--- INSTRUCTIONS TO FOLLOW ---
How many lines of these records hold the string "text"? Reply with the number alone.

══════

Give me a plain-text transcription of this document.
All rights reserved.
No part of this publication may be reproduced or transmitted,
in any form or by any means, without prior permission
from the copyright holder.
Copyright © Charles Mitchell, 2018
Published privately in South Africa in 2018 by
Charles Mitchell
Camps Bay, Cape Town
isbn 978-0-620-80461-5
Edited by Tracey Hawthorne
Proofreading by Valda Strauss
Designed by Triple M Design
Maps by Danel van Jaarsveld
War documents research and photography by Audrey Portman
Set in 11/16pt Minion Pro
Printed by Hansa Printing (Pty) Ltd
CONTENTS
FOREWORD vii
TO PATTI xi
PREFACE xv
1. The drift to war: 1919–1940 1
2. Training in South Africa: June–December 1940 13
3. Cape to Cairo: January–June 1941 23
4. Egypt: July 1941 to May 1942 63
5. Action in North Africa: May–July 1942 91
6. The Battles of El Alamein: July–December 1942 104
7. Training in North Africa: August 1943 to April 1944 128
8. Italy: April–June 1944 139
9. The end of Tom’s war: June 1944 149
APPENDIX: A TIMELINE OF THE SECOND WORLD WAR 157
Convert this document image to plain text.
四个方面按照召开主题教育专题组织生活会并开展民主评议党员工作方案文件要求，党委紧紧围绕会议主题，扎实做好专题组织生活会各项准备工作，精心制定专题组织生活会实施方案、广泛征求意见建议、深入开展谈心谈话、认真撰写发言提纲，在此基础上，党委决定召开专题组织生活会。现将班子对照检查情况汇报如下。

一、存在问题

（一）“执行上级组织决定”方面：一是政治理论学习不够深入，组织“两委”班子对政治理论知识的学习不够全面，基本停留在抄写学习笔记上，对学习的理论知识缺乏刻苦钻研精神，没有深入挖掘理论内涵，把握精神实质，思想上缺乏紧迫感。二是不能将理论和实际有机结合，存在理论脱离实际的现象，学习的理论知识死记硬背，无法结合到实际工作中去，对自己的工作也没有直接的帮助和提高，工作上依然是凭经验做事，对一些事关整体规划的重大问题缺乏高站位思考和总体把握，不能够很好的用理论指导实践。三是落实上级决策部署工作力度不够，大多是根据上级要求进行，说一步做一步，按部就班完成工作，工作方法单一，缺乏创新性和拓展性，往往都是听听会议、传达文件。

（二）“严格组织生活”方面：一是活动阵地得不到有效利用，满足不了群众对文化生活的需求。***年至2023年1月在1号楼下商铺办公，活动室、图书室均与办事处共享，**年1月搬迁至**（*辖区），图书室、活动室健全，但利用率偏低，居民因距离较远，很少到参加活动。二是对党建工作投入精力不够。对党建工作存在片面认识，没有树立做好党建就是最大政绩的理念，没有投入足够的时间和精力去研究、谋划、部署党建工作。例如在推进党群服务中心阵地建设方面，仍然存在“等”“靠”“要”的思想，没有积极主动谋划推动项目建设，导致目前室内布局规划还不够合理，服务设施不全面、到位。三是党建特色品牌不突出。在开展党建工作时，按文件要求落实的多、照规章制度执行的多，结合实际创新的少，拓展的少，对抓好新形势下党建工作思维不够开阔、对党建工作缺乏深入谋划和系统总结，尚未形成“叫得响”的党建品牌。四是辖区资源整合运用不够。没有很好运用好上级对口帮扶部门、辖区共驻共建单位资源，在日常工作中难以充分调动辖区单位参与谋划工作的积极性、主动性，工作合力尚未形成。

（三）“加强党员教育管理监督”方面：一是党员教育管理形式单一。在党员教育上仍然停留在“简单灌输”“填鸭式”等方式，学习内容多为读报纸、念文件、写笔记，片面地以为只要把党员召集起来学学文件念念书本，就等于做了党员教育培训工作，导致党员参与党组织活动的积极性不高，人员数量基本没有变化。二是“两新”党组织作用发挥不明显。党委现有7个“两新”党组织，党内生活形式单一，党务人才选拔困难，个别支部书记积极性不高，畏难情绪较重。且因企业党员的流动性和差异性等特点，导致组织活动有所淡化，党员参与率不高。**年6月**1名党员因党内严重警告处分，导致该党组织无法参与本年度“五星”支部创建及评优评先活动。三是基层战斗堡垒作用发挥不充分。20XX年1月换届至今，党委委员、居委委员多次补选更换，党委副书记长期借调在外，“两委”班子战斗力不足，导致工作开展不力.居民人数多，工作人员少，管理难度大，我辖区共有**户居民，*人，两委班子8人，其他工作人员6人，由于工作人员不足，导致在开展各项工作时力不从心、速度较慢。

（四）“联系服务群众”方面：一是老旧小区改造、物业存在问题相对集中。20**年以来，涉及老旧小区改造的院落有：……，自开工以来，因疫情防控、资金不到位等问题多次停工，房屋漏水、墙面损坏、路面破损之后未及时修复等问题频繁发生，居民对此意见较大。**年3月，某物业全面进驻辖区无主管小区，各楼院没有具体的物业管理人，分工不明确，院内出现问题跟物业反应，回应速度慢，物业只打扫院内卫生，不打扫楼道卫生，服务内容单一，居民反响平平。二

══════

--- EXERCISE RESULT ---
2